━━━ Supplied material ━━━

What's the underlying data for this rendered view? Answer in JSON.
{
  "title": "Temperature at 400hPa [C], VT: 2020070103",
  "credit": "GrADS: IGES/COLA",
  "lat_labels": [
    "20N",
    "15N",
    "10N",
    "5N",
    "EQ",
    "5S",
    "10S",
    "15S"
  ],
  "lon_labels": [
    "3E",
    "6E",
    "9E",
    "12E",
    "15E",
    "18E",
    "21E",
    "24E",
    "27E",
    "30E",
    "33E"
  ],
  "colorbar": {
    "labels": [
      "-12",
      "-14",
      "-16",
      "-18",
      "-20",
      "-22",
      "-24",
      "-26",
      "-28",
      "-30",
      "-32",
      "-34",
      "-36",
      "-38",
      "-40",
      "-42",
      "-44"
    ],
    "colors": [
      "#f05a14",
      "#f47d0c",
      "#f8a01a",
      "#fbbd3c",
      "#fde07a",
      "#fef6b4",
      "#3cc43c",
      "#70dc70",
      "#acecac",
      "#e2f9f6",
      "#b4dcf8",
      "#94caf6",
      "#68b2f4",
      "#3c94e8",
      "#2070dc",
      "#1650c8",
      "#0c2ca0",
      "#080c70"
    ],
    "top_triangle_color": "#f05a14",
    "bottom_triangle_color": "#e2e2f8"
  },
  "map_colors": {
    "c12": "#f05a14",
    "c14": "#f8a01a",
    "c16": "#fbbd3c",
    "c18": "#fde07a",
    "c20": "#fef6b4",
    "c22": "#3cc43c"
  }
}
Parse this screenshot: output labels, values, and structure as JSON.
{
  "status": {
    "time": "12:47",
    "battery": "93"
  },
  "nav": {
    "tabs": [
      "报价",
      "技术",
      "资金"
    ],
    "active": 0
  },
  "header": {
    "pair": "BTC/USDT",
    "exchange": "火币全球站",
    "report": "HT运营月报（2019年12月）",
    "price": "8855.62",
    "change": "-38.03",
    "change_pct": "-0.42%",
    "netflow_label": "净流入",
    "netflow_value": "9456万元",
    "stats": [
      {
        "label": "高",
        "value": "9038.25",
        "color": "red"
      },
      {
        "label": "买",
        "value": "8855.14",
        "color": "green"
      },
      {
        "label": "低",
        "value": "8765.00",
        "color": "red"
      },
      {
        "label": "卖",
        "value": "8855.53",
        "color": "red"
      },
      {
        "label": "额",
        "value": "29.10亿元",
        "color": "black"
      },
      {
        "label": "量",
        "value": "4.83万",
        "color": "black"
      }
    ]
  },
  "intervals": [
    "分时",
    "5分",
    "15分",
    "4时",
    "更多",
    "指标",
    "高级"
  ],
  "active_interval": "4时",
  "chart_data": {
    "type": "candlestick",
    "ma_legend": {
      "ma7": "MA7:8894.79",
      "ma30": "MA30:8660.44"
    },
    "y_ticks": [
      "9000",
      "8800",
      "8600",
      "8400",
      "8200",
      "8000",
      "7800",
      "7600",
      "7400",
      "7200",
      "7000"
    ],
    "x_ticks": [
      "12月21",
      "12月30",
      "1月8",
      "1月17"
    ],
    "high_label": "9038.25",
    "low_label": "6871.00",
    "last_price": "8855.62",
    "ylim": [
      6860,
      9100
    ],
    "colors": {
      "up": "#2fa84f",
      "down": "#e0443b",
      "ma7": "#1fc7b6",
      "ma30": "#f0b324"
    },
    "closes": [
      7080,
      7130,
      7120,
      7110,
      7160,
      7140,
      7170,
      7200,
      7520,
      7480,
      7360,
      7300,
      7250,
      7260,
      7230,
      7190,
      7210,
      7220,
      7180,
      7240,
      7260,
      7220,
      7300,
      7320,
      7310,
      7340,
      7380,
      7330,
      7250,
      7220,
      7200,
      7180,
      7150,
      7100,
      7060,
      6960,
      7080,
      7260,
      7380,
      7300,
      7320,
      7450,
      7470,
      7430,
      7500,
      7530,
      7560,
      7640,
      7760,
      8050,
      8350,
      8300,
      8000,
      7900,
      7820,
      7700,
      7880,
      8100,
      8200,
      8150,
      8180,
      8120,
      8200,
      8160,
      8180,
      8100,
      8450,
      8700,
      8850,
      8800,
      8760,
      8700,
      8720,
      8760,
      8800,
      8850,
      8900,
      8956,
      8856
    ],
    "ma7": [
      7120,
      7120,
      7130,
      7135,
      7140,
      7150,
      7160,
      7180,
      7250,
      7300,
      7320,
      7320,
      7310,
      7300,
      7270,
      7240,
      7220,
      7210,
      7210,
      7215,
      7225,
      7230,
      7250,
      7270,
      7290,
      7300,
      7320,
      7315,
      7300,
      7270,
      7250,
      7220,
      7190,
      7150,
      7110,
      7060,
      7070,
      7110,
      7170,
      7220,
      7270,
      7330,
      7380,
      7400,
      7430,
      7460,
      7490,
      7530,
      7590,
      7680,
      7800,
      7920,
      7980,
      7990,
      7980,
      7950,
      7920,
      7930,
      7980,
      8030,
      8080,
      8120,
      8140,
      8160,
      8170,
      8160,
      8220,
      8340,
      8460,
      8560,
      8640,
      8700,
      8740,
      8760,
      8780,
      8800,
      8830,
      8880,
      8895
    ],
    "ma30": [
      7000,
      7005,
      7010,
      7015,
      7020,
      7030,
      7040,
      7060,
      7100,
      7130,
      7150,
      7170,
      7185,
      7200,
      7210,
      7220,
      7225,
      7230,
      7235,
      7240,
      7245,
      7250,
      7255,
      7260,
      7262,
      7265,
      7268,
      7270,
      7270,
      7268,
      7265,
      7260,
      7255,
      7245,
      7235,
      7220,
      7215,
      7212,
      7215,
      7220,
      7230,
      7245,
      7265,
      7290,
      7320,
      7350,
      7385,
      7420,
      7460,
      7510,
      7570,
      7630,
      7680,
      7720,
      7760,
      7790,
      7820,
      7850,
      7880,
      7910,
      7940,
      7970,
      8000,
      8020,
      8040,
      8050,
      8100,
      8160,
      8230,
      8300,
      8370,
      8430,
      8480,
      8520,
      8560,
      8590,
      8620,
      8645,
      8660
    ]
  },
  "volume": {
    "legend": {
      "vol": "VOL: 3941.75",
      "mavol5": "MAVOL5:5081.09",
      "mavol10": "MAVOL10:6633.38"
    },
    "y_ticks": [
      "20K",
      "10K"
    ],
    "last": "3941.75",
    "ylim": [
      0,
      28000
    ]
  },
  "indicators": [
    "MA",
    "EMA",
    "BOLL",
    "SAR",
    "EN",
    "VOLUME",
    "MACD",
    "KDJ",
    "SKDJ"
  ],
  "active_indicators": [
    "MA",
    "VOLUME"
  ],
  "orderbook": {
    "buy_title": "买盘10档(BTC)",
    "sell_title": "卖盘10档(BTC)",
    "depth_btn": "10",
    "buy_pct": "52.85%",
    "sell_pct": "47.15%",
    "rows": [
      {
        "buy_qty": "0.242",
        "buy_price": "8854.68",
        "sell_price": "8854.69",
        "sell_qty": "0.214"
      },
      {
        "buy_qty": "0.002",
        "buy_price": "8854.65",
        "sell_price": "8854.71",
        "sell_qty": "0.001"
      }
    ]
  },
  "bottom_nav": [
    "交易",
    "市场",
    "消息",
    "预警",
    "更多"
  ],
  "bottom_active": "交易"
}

━━━

## To be done
Above are the records; copy every line in them that holds the word "this".

## Response to the exercise
What's the underlying data for this rendered view? Answer in JSON.
Parse this screenshot: output labels, values, and structure as JSON.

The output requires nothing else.